To be done — Copy every line of the listing that holds the string "inIcuCumulative".

- - -

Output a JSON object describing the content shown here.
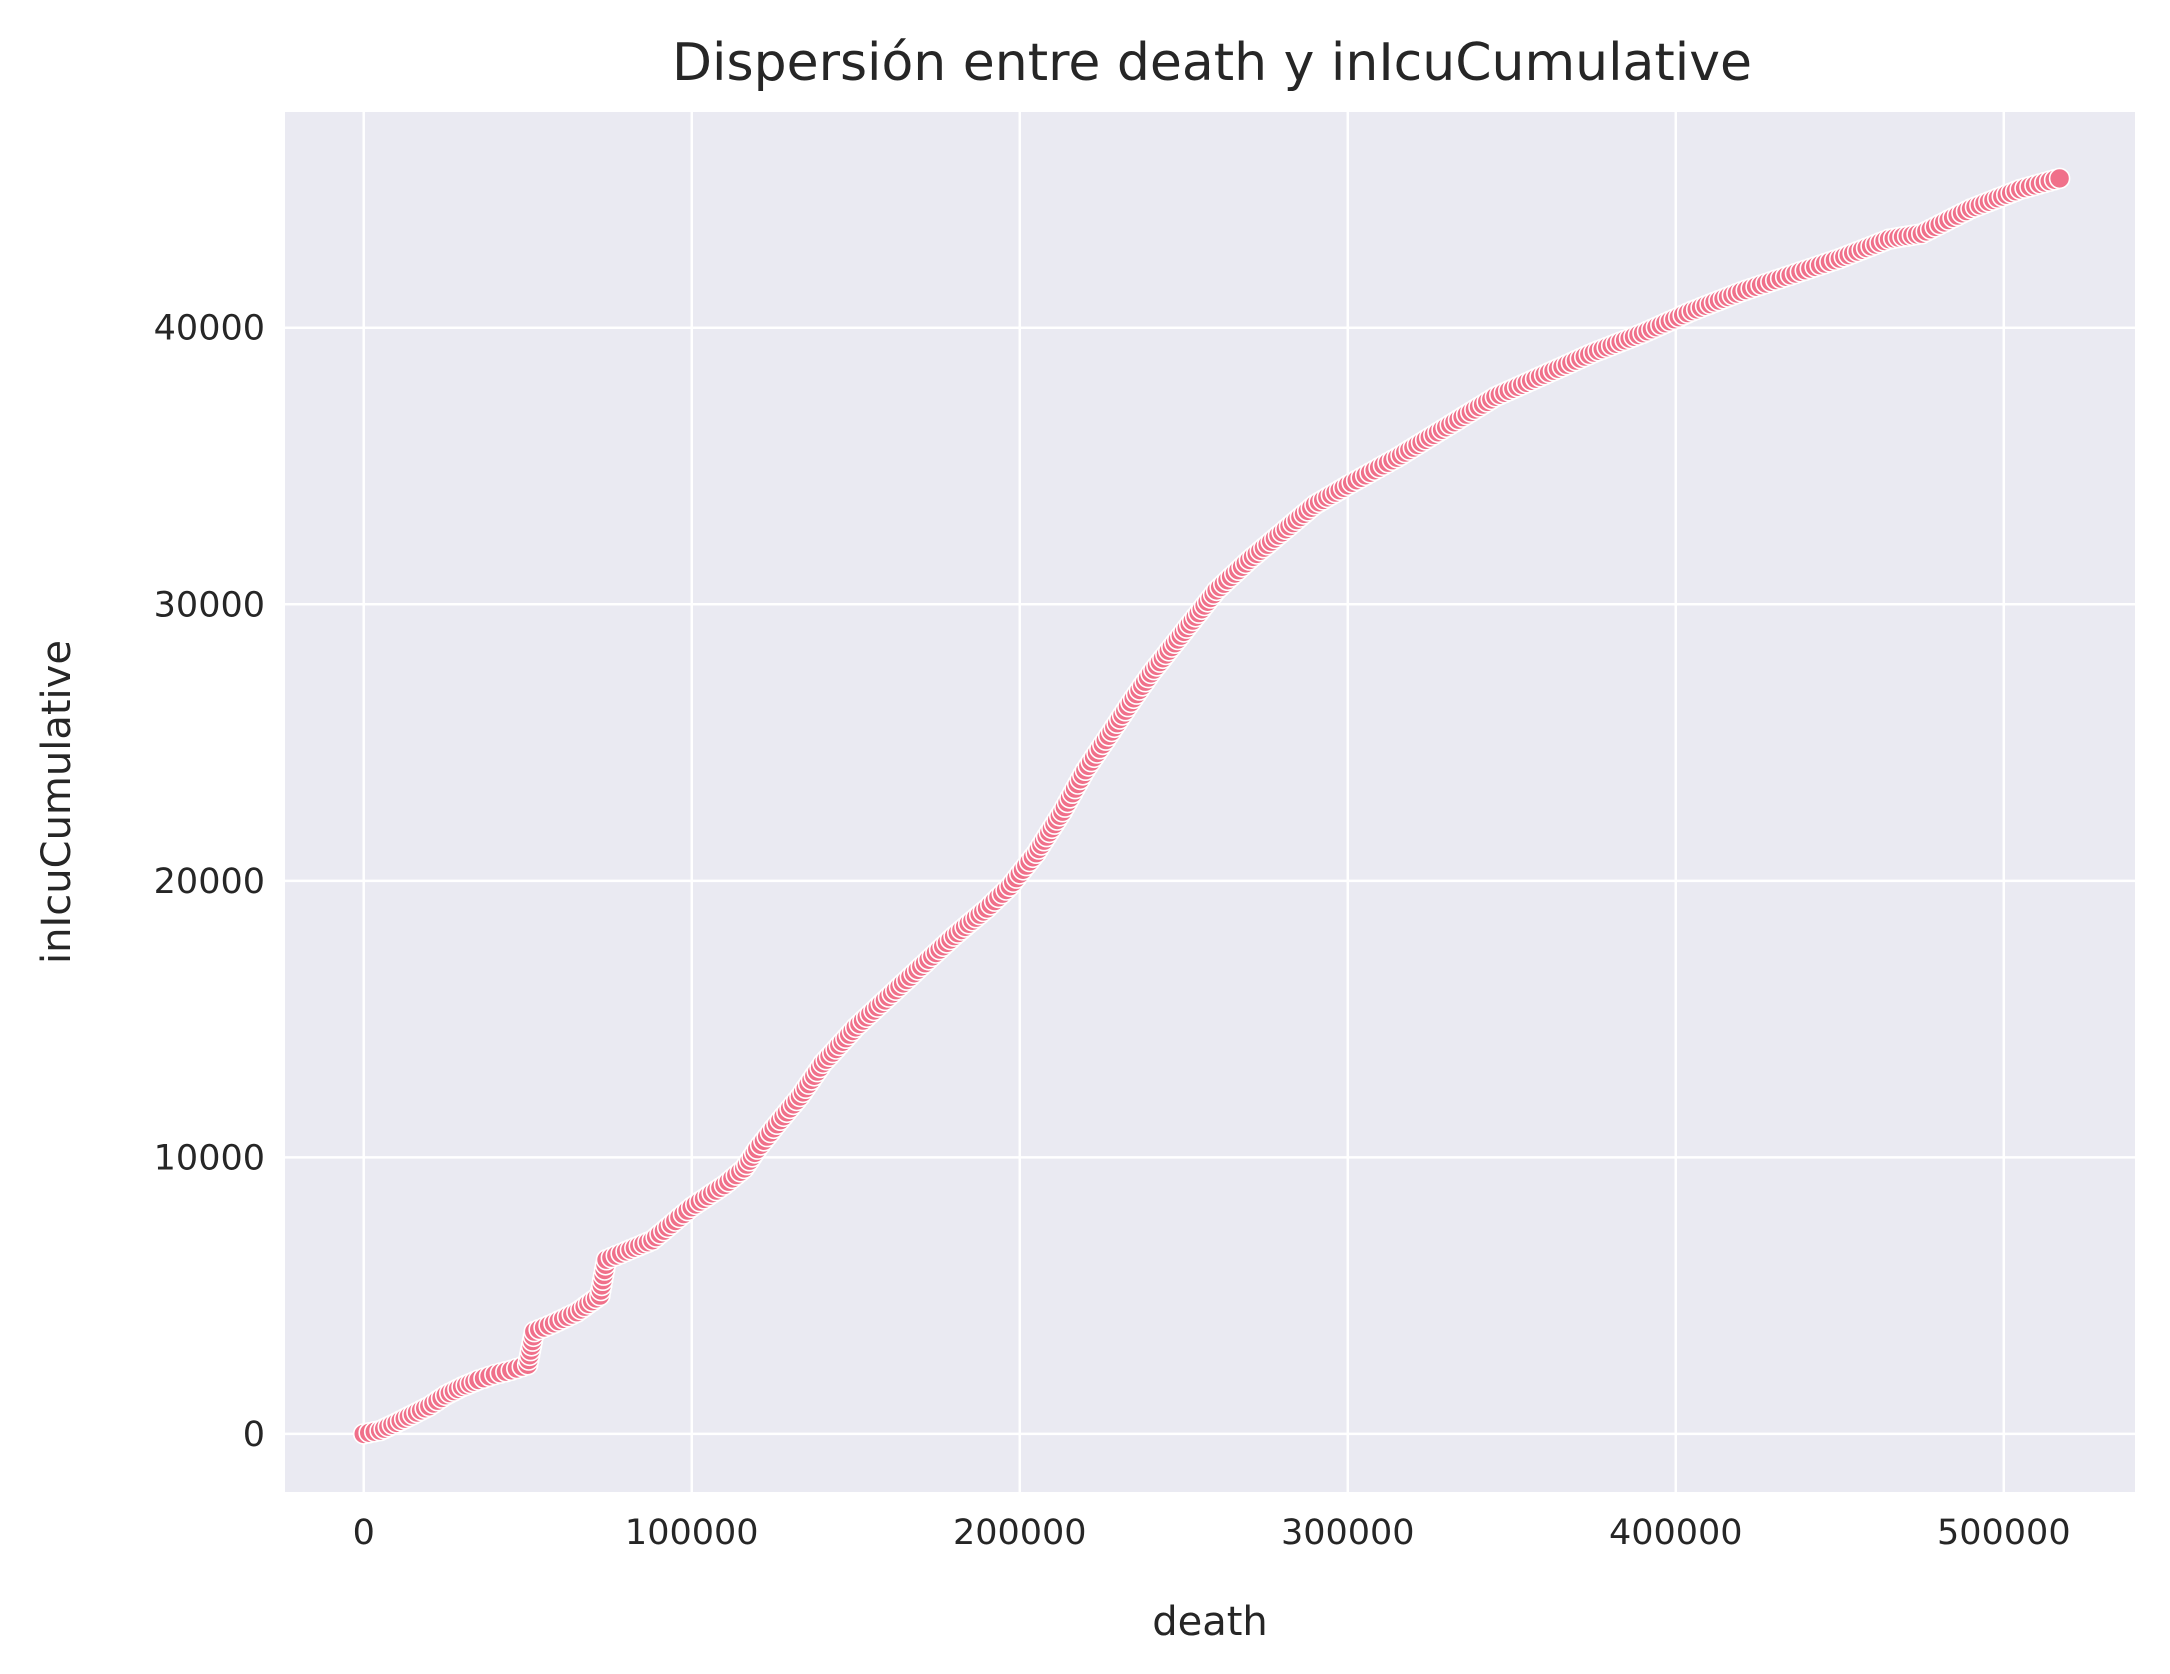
{
  "chart_data": {
    "type": "scatter",
    "title": "Dispersión entre death y inIcuCumulative",
    "xlabel": "death",
    "ylabel": "inIcuCumulative",
    "xlim": [
      -24000,
      540000
    ],
    "ylim": [
      -2100,
      47800
    ],
    "xticks": [
      0,
      100000,
      200000,
      300000,
      400000,
      500000
    ],
    "yticks": [
      0,
      10000,
      20000,
      30000,
      40000
    ],
    "xtick_labels": [
      "0",
      "100000",
      "200000",
      "300000",
      "400000",
      "500000"
    ],
    "ytick_labels": [
      "0",
      "10000",
      "20000",
      "30000",
      "40000"
    ],
    "grid": true,
    "background": "#eaeaf2",
    "grid_color": "#ffffff",
    "marker_color": "#f0708a",
    "marker_edge": "#ffffff",
    "curve": [
      [
        0,
        0
      ],
      [
        5000,
        120
      ],
      [
        10000,
        400
      ],
      [
        15000,
        700
      ],
      [
        20000,
        1000
      ],
      [
        25000,
        1400
      ],
      [
        30000,
        1700
      ],
      [
        35000,
        1950
      ],
      [
        40000,
        2150
      ],
      [
        45000,
        2300
      ],
      [
        50000,
        2500
      ],
      [
        52000,
        3700
      ],
      [
        58000,
        4000
      ],
      [
        65000,
        4400
      ],
      [
        72000,
        5000
      ],
      [
        74000,
        6300
      ],
      [
        80000,
        6600
      ],
      [
        88000,
        7000
      ],
      [
        95000,
        7700
      ],
      [
        100000,
        8200
      ],
      [
        110000,
        9000
      ],
      [
        116000,
        9600
      ],
      [
        120000,
        10300
      ],
      [
        126000,
        11200
      ],
      [
        133000,
        12200
      ],
      [
        140000,
        13400
      ],
      [
        150000,
        14700
      ],
      [
        160000,
        15800
      ],
      [
        170000,
        16900
      ],
      [
        180000,
        18000
      ],
      [
        190000,
        19000
      ],
      [
        197000,
        19800
      ],
      [
        205000,
        21000
      ],
      [
        213000,
        22500
      ],
      [
        220000,
        24000
      ],
      [
        228000,
        25400
      ],
      [
        233000,
        26300
      ],
      [
        240000,
        27500
      ],
      [
        250000,
        29000
      ],
      [
        260000,
        30500
      ],
      [
        270000,
        31600
      ],
      [
        280000,
        32600
      ],
      [
        290000,
        33600
      ],
      [
        300000,
        34300
      ],
      [
        315000,
        35300
      ],
      [
        330000,
        36400
      ],
      [
        345000,
        37500
      ],
      [
        360000,
        38300
      ],
      [
        375000,
        39100
      ],
      [
        390000,
        39800
      ],
      [
        405000,
        40600
      ],
      [
        420000,
        41300
      ],
      [
        435000,
        41900
      ],
      [
        450000,
        42500
      ],
      [
        465000,
        43200
      ],
      [
        475000,
        43400
      ],
      [
        490000,
        44300
      ],
      [
        505000,
        45000
      ],
      [
        517000,
        45400
      ]
    ]
  }
}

- - -

Solution to this exercise —
    "title": "Dispersión entre death y inIcuCumulative",
    "ylabel": "inIcuCumulative",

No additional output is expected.